Exercise
Write the material out again exactly as it stands.

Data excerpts
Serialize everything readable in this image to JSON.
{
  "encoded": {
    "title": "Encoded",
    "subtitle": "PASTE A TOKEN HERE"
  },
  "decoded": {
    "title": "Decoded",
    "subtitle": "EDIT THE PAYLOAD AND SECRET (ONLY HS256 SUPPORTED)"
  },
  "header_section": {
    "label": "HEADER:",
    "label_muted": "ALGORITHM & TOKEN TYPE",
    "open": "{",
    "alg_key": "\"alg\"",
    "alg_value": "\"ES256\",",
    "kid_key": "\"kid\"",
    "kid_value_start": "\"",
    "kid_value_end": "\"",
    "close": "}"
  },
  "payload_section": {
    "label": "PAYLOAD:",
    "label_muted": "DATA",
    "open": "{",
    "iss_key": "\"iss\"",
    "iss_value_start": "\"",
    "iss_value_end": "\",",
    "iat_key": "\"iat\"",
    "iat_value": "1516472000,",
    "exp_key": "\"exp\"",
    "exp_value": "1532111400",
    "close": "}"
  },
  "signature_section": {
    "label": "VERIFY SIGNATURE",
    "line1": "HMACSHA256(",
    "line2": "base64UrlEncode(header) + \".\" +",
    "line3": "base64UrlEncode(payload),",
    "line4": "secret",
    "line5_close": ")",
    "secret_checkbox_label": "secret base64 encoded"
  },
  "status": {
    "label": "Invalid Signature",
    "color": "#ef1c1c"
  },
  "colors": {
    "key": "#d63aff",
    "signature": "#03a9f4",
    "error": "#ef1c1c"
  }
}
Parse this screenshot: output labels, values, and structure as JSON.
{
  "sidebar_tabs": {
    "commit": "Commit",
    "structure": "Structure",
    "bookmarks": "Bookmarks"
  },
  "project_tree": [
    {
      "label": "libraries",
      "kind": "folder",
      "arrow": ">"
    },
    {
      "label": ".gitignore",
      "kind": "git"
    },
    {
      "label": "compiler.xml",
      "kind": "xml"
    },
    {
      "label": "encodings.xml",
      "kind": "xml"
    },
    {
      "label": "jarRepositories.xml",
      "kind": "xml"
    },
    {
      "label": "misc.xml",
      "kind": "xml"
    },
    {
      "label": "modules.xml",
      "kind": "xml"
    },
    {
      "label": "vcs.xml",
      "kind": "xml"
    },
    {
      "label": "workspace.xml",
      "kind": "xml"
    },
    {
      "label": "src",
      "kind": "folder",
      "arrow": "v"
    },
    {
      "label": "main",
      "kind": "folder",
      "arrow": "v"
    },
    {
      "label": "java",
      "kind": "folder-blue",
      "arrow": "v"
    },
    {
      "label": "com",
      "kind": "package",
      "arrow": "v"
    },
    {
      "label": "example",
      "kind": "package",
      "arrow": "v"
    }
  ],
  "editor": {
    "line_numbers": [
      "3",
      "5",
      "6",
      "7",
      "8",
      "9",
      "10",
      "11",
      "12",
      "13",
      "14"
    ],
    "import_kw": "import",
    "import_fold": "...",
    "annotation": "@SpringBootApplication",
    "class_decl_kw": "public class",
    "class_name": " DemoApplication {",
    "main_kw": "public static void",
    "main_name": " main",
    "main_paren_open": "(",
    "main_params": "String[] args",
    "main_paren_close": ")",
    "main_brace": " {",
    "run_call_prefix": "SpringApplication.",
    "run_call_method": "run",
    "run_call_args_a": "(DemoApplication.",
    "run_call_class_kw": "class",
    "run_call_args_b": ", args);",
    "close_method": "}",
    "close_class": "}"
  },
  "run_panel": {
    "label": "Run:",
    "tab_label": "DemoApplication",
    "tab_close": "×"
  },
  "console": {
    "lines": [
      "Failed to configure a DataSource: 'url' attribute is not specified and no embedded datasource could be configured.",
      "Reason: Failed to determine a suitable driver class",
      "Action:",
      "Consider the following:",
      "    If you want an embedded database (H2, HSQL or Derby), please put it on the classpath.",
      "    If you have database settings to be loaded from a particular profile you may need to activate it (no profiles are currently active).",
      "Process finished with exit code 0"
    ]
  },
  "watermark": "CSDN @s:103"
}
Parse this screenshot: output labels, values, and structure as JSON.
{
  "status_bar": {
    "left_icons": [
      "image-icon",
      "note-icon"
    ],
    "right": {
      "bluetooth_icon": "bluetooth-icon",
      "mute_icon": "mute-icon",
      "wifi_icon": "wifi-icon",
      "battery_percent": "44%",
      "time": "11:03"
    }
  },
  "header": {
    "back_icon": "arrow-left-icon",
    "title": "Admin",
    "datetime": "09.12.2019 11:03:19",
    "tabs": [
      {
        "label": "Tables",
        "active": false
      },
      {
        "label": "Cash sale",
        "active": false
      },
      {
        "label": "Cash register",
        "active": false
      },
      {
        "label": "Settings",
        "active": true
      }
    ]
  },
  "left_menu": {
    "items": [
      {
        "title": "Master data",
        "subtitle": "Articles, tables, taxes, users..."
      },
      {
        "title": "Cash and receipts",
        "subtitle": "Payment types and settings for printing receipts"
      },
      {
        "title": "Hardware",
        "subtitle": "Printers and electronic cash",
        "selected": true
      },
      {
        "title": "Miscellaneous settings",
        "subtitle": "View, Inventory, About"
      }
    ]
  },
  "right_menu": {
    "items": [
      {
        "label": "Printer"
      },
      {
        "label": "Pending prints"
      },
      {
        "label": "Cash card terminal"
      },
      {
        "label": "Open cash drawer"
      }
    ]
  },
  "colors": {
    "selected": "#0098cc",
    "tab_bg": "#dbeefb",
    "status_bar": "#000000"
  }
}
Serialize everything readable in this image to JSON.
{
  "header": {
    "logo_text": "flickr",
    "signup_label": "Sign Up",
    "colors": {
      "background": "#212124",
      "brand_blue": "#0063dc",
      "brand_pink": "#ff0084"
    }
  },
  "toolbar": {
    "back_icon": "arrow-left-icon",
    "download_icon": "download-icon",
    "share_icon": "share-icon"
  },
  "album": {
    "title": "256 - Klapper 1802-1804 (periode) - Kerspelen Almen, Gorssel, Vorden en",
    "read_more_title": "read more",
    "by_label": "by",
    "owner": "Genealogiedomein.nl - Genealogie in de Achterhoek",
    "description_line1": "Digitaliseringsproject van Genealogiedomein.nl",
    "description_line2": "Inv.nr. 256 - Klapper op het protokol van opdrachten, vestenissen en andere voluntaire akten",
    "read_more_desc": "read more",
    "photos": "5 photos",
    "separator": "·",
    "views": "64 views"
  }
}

Answer to the exercise
Serialize everything readable in this image to JSON.
{
  "encoded": {
    "title": "Encoded",
    "subtitle": "PASTE A TOKEN HERE"
  },
  "decoded": {
    "title": "Decoded",
    "subtitle": "EDIT THE PAYLOAD AND SECRET (ONLY HS256 SUPPORTED)"
  },
  "header_section": {
    "label": "HEADER:",
    "label_muted": "ALGORITHM & TOKEN TYPE",
    "open": "{",
    "alg_key": "\"alg\"",
    "alg_value": "\"ES256\",",
    "kid_key": "\"kid\"",
    "kid_value_start": "\"",
    "kid_value_end": "\"",
    "close": "}"
  },
  "payload_section": {
    "label": "PAYLOAD:",
    "label_muted": "DATA",
    "open": "{",
    "iss_key": "\"iss\"",
    "iss_value_start": "\"",
    "iss_value_end": "\",",
    "iat_key": "\"iat\"",
    "iat_value": "1516472000,",
    "exp_key": "\"exp\"",
    "exp_value": "1532111400",
    "close": "}"
  },
  "signature_section": {
    "label": "VERIFY SIGNATURE",
    "line1": "HMACSHA256(",
    "line2": "base64UrlEncode(header) + \".\" +",
    "line3": "base64UrlEncode(payload),",
    "line4": "secret",
    "line5_close": ")",
    "secret_checkbox_label": "secret base64 encoded"
  },
  "status": {
    "label": "Invalid Signature",
    "color": "#ef1c1c"
  },
  "colors": {
    "key": "#d63aff",
    "signature": "#03a9f4",
    "error": "#ef1c1c"
  }
}
Parse this screenshot: output labels, values, and structure as JSON.
{
  "sidebar_tabs": {
    "commit": "Commit",
    "structure": "Structure",
    "bookmarks": "Bookmarks"
  },
  "project_tree": [
    {
      "label": "libraries",
      "kind": "folder",
      "arrow": ">"
    },
    {
      "label": ".gitignore",
      "kind": "git"
    },
    {
      "label": "compiler.xml",
      "kind": "xml"
    },
    {
      "label": "encodings.xml",
      "kind": "xml"
    },
    {
      "label": "jarRepositories.xml",
      "kind": "xml"
    },
    {
      "label": "misc.xml",
      "kind": "xml"
    },
    {
      "label": "modules.xml",
      "kind": "xml"
    },
    {
      "label": "vcs.xml",
      "kind": "xml"
    },
    {
      "label": "workspace.xml",
      "kind": "xml"
    },
    {
      "label": "src",
      "kind": "folder",
      "arrow": "v"
    },
    {
      "label": "main",
      "kind": "folder",
      "arrow": "v"
    },
    {
      "label": "java",
      "kind": "folder-blue",
      "arrow": "v"
    },
    {
      "label": "com",
      "kind": "package",
      "arrow": "v"
    },
    {
      "label": "example",
      "kind": "package",
      "arrow": "v"
    }
  ],
  "editor": {
    "line_numbers": [
      "3",
      "5",
      "6",
      "7",
      "8",
      "9",
      "10",
      "11",
      "12",
      "13",
      "14"
    ],
    "import_kw": "import",
    "import_fold": "...",
    "annotation": "@SpringBootApplication",
    "class_decl_kw": "public class",
    "class_name": " DemoApplication {",
    "main_kw": "public static void",
    "main_name": " main",
    "main_paren_open": "(",
    "main_params": "String[] args",
    "main_paren_close": ")",
    "main_brace": " {",
    "run_call_prefix": "SpringApplication.",
    "run_call_method": "run",
    "run_call_args_a": "(DemoApplication.",
    "run_call_class_kw": "class",
    "run_call_args_b": ", args);",
    "close_method": "}",
    "close_class": "}"
  },
  "run_panel": {
    "label": "Run:",
    "tab_label": "DemoApplication",
    "tab_close": "×"
  },
  "console": {
    "lines": [
      "Failed to configure a DataSource: 'url' attribute is not specified and no embedded datasource could be configured.",
      "Reason: Failed to determine a suitable driver class",
      "Action:",
      "Consider the following:",
      "    If you want an embedded database (H2, HSQL or Derby), please put it on the classpath.",
      "    If you have database settings to be loaded from a particular profile you may need to activate it (no profiles are currently active).",
      "Process finished with exit code 0"
    ]
  },
  "watermark": "CSDN @s:103"
}
Parse this screenshot: output labels, values, and structure as JSON.
{
  "status_bar": {
    "left_icons": [
      "image-icon",
      "note-icon"
    ],
    "right": {
      "bluetooth_icon": "bluetooth-icon",
      "mute_icon": "mute-icon",
      "wifi_icon": "wifi-icon",
      "battery_percent": "44%",
      "time": "11:03"
    }
  },
  "header": {
    "back_icon": "arrow-left-icon",
    "title": "Admin",
    "datetime": "09.12.2019 11:03:19",
    "tabs": [
      {
        "label": "Tables",
        "active": false
      },
      {
        "label": "Cash sale",
        "active": false
      },
      {
        "label": "Cash register",
        "active": false
      },
      {
        "label": "Settings",
        "active": true
      }
    ]
  },
  "left_menu": {
    "items": [
      {
        "title": "Master data",
        "subtitle": "Articles, tables, taxes, users..."
      },
      {
        "title": "Cash and receipts",
        "subtitle": "Payment types and settings for printing receipts"
      },
      {
        "title": "Hardware",
        "subtitle": "Printers and electronic cash",
        "selected": true
      },
      {
        "title": "Miscellaneous settings",
        "subtitle": "View, Inventory, About"
      }
    ]
  },
  "right_menu": {
    "items": [
      {
        "label": "Printer"
      },
      {
        "label": "Pending prints"
      },
      {
        "label": "Cash card terminal"
      },
      {
        "label": "Open cash drawer"
      }
    ]
  },
  "colors": {
    "selected": "#0098cc",
    "tab_bg": "#dbeefb",
    "status_bar": "#000000"
  }
}
Serialize everything readable in this image to JSON.
{
  "header": {
    "logo_text": "flickr",
    "signup_label": "Sign Up",
    "colors": {
      "background": "#212124",
      "brand_blue": "#0063dc",
      "brand_pink": "#ff0084"
    }
  },
  "toolbar": {
    "back_icon": "arrow-left-icon",
    "download_icon": "download-icon",
    "share_icon": "share-icon"
  },
  "album": {
    "title": "256 - Klapper 1802-1804 (periode) - Kerspelen Almen, Gorssel, Vorden en",
    "read_more_title": "read more",
    "by_label": "by",
    "owner": "Genealogiedomein.nl - Genealogie in de Achterhoek",
    "description_line1": "Digitaliseringsproject van Genealogiedomein.nl",
    "description_line2": "Inv.nr. 256 - Klapper op het protokol van opdrachten, vestenissen en andere voluntaire akten",
    "read_more_desc": "read more",
    "photos": "5 photos",
    "separator": "·",
    "views": "64 views"
  }
}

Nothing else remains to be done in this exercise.